▸ Do this:
Copy every line of the entries that includes the word "wickets".
───── Entries shown
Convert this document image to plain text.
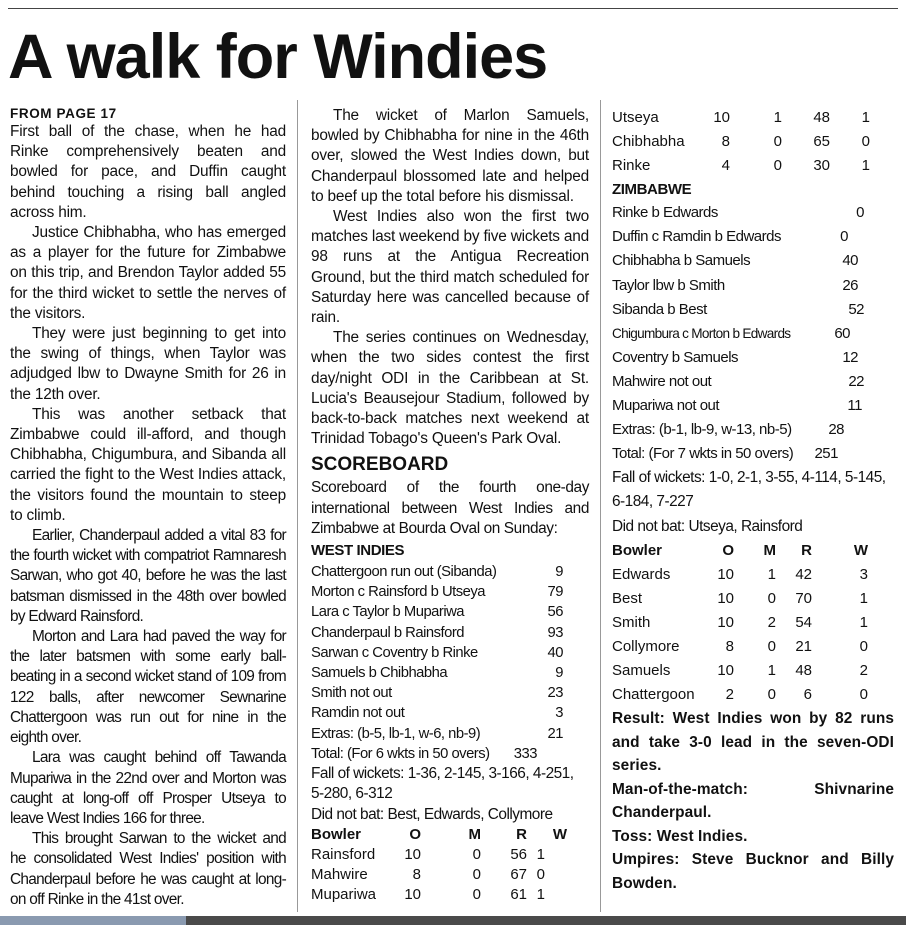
A walk for Windies

FROM PAGE 17

First ball of the chase, when he had Rinke comprehensively beaten and bowled for pace, and Duffin caught behind touching a rising ball angled across him.

Justice Chibhabha, who has emerged as a player for the future for Zimbabwe on this trip, and Brendon Taylor added 55 for the third wicket to settle the nerves of the visitors.

They were just beginning to get into the swing of things, when Taylor was adjudged lbw to Dwayne Smith for 26 in the 12th over.

This was another setback that Zimbabwe could ill-afford, and though Chibhabha, Chigumbura, and Sibanda all carried the fight to the West Indies attack, the visitors found the mountain to steep to climb.

Earlier, Chanderpaul added a vital 83 for the fourth wicket with compatriot Ramnaresh Sarwan, who got 40, before he was the last batsman dismissed in the 48th over bowled by Edward Rainsford.

Morton and Lara had paved the way for the later batsmen with some early ball-beating in a second wicket stand of 109 from 122 balls, after newcomer Sewnarine Chattergoon was run out for nine in the eighth over.

Lara was caught behind off Tawanda Mupariwa in the 22nd over and Morton was caught at long-off off Prosper Utseya to leave West Indies 166 for three.

This brought Sarwan to the wicket and he consolidated West Indies' position with Chanderpaul before he was caught at long-on off Rinke in the 41st over.

The wicket of Marlon Samuels, bowled by Chibhabha for nine in the 46th over, slowed the West Indies down, but Chanderpaul blossomed late and helped to beef up the total before his dismissal.

West Indies also won the first two matches last weekend by five wickets and 98 runs at the Antigua Recreation Ground, but the third match scheduled for Saturday here was cancelled because of rain.

The series continues on Wednesday, when the two sides contest the first day/night ODI in the Caribbean at St. Lucia's Beausejour Stadium, followed by back-to-back matches next weekend at Trinidad Tobago's Queen's Park Oval.

SCOREBOARD

Scoreboard of the fourth one-day international between West Indies and Zimbabwe at Bourda Oval on Sunday:

WEST INDIES
Chattergoon run out (Sibanda)	9
Morton c Rainsford b Utseya	79
Lara c Taylor b Mupariwa	56
Chanderpaul b Rainsford	93
Sarwan c Coventry b Rinke	40
Samuels b Chibhabha	9
Smith not out	23
Ramdin not out	3
Extras: (b-5, lb-1, w-6, nb-9)	21
Total: (For 6 wkts in 50 overs)	333

Fall of wickets: 1-36, 2-145, 3-166, 4-251, 5-280, 6-312

Did not bat: Best, Edwards, Collymore

Bowler	O	M	R	W
Rainsford	10	0	56	1
Mahwire	8	0	67	0
Mupariwa	10	0	61	1
Utseya	10	1	48	1
Chibhabha	8	0	65	0
Rinke	4	0	30	1
ZIMBABWE
Rinke b Edwards	0
Duffin c Ramdin b Edwards	0
Chibhabha b Samuels	40
Taylor lbw b Smith	26
Sibanda b Best	52
Chigumbura c Morton b Edwards	60
Coventry b Samuels	12
Mahwire not out	22
Mupariwa not out	11
Extras: (b-1, lb-9, w-13, nb-5)	28
Total: (For 7 wkts in 50 overs)	251

Fall of wickets: 1-0, 2-1, 3-55, 4-114, 5-145, 6-184, 7-227

Did not bat: Utseya, Rainsford

Bowler	O	M	R	W
Edwards	10	1	42	3
Best	10	0	70	1
Smith	10	2	54	1
Collymore	8	0	21	0
Samuels	10	1	48	2
Chattergoon	2	0	6	0

Result: West Indies won by 82 runs and take 3-0 lead in the seven-ODI series.

Man-of-the-match: Shivnarine Chanderpaul.

Toss: West Indies.

Umpires: Steve Bucknor and Billy Bowden.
──────────
▸ Response to this task:
West Indies also won the first two matches last weekend by five wickets and 98 runs at the Antigua Recreation Ground, but the third match scheduled for Saturday here was cancelled because of rain.
Fall of wickets: 1-36, 2-145, 3-166, 4-251, 5-280, 6-312
Fall of wickets: 1-0, 2-1, 3-55, 4-114, 5-145, 6-184, 7-227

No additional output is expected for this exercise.